**Excerpt provided:**
※ ※ ※
"The Act of Killing," directed by Joshua Oppenheimer.

"The Act of Killing," directed by Joshua Oppenheimer. Credit: Handout

Meet Anwar Congo, the star, so to speak, of Joshua Oppenheimer's astounding documentary "The Act of Killing." Congo, a snowy-haired senior with an easygoing smile, lives in Medan, Indonesia, where he spent his youth watching American movies and drinking with friends. During the mid-1960s, he also helped torture and murder hundreds of people.

Congo is not in prison. He's a folk hero in Indonesia, which still proudly remembers its purge of 1 million accused communists, intellectuals and ethnic Chinese after a military coup in 1965. Congo and his cronies, who pitched in with local stranglings, mutilations and beheadings, are gangsters -- not an insult but an honorific that Indonesians have somehow translated into "free men."
※ ※ ※
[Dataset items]

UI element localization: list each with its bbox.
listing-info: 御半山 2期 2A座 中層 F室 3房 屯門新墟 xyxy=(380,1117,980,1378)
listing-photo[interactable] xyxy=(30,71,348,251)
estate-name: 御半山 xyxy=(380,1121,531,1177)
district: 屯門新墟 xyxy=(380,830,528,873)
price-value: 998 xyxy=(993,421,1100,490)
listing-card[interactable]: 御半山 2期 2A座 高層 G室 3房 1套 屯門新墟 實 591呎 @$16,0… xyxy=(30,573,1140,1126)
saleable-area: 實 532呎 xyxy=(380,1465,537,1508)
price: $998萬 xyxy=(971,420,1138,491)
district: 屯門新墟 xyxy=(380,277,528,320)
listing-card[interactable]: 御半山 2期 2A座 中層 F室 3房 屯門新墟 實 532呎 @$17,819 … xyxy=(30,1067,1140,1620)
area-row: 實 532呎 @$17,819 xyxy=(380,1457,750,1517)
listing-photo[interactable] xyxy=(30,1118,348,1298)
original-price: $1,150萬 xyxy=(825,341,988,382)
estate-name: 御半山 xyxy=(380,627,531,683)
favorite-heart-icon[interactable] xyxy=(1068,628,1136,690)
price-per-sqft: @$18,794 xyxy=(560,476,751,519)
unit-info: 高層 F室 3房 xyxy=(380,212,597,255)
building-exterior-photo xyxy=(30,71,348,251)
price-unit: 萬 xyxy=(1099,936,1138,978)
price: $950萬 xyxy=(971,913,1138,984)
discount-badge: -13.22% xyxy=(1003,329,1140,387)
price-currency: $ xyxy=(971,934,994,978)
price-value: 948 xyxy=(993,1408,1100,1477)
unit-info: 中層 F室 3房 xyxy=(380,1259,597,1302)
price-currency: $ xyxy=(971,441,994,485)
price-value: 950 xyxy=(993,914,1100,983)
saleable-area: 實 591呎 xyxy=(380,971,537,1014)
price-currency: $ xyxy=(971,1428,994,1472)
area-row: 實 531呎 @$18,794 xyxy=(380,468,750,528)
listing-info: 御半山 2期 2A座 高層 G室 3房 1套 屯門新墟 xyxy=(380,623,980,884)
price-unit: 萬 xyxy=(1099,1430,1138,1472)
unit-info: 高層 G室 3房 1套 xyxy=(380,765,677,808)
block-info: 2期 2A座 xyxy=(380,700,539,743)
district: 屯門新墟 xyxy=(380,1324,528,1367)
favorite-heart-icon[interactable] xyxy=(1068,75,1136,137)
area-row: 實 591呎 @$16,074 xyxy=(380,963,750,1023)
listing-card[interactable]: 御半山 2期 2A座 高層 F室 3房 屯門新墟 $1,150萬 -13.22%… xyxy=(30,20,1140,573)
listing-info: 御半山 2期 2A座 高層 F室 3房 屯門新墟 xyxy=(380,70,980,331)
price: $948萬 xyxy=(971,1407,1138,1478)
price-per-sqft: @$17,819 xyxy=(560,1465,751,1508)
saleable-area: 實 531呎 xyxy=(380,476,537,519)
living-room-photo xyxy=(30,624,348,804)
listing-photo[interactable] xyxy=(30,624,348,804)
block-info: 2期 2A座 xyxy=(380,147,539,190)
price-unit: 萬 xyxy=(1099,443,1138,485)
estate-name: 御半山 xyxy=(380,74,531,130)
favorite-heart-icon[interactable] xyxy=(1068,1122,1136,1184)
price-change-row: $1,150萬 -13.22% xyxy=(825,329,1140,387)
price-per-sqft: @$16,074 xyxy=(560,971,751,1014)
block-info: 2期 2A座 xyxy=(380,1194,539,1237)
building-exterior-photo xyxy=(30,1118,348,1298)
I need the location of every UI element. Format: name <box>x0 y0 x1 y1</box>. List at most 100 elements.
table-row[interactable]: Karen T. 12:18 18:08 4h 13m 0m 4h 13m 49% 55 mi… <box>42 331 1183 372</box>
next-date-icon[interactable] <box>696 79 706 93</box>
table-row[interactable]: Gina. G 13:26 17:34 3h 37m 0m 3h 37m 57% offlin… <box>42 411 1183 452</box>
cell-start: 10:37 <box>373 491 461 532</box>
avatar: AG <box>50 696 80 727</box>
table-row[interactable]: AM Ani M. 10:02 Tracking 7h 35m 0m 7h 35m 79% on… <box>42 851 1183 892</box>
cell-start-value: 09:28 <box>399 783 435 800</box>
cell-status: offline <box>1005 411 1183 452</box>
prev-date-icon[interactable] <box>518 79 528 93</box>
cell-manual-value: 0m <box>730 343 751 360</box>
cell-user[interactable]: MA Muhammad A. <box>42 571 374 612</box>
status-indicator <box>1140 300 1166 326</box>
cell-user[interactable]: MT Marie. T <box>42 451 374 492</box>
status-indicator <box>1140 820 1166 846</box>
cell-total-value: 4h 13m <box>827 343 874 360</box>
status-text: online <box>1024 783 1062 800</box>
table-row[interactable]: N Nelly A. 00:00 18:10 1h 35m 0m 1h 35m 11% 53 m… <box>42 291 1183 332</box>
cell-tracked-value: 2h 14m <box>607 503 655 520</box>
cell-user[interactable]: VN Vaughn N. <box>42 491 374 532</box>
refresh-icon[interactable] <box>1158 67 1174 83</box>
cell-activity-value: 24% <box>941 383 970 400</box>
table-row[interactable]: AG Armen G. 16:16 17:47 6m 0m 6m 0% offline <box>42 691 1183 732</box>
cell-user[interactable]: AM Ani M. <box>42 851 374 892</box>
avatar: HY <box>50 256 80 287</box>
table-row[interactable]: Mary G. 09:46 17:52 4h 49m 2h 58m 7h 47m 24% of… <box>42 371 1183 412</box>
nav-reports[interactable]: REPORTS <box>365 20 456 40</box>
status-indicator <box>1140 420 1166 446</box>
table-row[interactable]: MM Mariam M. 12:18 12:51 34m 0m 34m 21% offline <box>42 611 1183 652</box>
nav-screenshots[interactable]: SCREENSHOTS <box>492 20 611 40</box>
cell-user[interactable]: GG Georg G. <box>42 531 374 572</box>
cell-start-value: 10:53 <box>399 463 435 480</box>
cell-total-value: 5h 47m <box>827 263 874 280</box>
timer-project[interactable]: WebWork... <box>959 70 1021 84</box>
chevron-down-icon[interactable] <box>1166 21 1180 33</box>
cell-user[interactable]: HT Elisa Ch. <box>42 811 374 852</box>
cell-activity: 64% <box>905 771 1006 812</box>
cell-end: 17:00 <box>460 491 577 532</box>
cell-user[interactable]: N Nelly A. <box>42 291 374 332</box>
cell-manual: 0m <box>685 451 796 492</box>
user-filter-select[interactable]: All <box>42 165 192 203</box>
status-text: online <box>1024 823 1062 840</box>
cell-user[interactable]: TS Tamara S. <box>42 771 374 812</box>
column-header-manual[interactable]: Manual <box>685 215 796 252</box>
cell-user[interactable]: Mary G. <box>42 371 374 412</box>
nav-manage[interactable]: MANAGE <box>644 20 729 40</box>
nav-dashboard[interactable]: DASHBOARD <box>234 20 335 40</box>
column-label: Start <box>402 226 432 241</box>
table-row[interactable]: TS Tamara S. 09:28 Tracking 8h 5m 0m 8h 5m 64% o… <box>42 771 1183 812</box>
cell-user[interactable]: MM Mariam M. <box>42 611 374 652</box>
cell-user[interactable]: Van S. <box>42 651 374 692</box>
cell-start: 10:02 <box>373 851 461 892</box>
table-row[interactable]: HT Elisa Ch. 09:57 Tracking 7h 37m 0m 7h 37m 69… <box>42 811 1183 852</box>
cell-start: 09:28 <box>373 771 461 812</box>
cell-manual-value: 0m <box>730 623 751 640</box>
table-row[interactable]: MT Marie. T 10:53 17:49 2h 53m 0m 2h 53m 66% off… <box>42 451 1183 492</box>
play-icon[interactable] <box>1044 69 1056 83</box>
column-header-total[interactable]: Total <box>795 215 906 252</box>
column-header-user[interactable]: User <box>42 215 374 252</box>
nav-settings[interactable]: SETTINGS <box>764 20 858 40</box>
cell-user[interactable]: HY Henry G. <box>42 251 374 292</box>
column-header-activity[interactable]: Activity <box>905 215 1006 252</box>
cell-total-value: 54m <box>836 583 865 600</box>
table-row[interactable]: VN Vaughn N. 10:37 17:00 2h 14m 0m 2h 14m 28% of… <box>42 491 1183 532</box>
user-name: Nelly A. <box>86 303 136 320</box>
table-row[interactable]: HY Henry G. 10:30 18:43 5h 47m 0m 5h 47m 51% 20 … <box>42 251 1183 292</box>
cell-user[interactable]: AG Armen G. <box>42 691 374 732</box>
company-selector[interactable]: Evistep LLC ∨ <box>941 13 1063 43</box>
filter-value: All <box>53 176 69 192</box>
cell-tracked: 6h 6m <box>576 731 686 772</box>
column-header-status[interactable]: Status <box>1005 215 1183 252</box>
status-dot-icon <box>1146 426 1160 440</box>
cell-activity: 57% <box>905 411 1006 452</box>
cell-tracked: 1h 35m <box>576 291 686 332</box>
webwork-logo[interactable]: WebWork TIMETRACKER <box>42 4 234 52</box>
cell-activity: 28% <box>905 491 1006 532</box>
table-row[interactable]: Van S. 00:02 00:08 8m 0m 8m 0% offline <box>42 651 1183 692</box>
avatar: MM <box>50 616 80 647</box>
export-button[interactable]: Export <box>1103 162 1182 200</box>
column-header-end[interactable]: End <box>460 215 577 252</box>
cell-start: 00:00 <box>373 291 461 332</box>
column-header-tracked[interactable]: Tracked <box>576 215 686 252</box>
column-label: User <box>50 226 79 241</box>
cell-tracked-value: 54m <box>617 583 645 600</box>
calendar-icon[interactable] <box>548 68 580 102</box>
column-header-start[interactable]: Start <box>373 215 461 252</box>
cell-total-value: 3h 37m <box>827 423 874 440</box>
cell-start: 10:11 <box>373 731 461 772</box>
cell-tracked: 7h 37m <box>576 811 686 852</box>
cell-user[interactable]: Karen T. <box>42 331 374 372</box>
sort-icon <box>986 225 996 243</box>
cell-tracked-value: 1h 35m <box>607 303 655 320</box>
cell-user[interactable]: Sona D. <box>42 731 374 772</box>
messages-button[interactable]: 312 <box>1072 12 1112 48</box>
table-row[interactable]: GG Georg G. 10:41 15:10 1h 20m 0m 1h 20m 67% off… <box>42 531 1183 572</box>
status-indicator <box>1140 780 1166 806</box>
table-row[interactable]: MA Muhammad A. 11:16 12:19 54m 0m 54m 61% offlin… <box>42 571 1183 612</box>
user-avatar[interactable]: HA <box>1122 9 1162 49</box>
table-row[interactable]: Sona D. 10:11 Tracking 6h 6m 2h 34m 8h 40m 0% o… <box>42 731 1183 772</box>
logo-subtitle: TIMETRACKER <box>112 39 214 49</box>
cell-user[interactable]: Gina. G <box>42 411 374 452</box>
※ ※ ※
**Task set:**
a – In two sentences, what does the excerpt on "The Act of Killing" say?
b – Could you print the part of the excerpt on "The Act of Killing" starting with "Meet Anwar Congo, the" and going on through "hundreds of people."?
c – Can you carry on the excerpt on "The Act of Killing" from where it stops?
The records are unrelated material and stand apart from the excerpt on "The Act of Killing."

**Outputs for the tasks:**
a – The excerpt introduces Anwar Congo, a snowy-haired senior in Medan, Indonesia, who is the central figure of Joshua Oppenheimer's documentary "The Act of Killing" and who helped torture and murder hundreds of people in the mid-1960s. Rather than being in prison, Congo is a folk hero in Indonesia, which still proudly remembers its purge of 1 million accused communists, intellectuals and ethnic Chinese after the 1965 military coup, and he and his cronies are called gangsters, a term Indonesians treat as an honorific meaning "free men."

b –
Meet Anwar Congo, the star, so to speak, of Joshua Oppenheimer's astounding documentary "The Act of Killing." Congo, a snowy-haired senior with an easygoing smile, lives in Medan, Indonesia, where he spent his youth watching American movies and drinking with friends. During the mid-1960s, he also helped torture and murder hundreds of people.

c –
Even viewers inured to the horrors of Cambodia, Rwanda, Bosnia and Berlin will be flabbergasted by the moral insanity that Oppenheimer finds in Indonesia. Congo and his mates fondly recall watching the latest American musical and then, like the smiling goons in "A Clockwork Orange," snuffing out lives. "We would kill in a happy way," Congo says, doing a little Gene Kelly shuffle. His favorite method, the garrote, was inspired by a film.

Things might seem surreal enough at this point, but Oppenheimer (a protege of experimental filmmaker Du?an Makavejev) goes a step further. He offers to help his subjects re-enact their atrocities Hollywood-style, with costumes, sets, makeup and gore. Their reaction is joyous, and they love wearing Cagney-era fedoras and suits while torturing some quivering "victim." (Herman, a morbidly obese thug, curiously takes the female roles.) When news of the production spreads, a young talk-show host dutifully gushes, "This will be a beautiful movie."

But something else happens. Congo keeps choosing to play the victims. Between shoots, he broods at his old killing spot, a tiled terrace he once flooded with blood. In his dreams, he is haunted by a head he severed. Before our eyes, Congo's benumbed conscience begins to waken.

"The Act of Killing" works on so many levels -- psychodrama, horror movie, Orwellian nightmare, Poe story -- that sifting through your reactions could take days. (The film's one flaw is a slightly long running time.) What's certain is that you have never seen anything like it.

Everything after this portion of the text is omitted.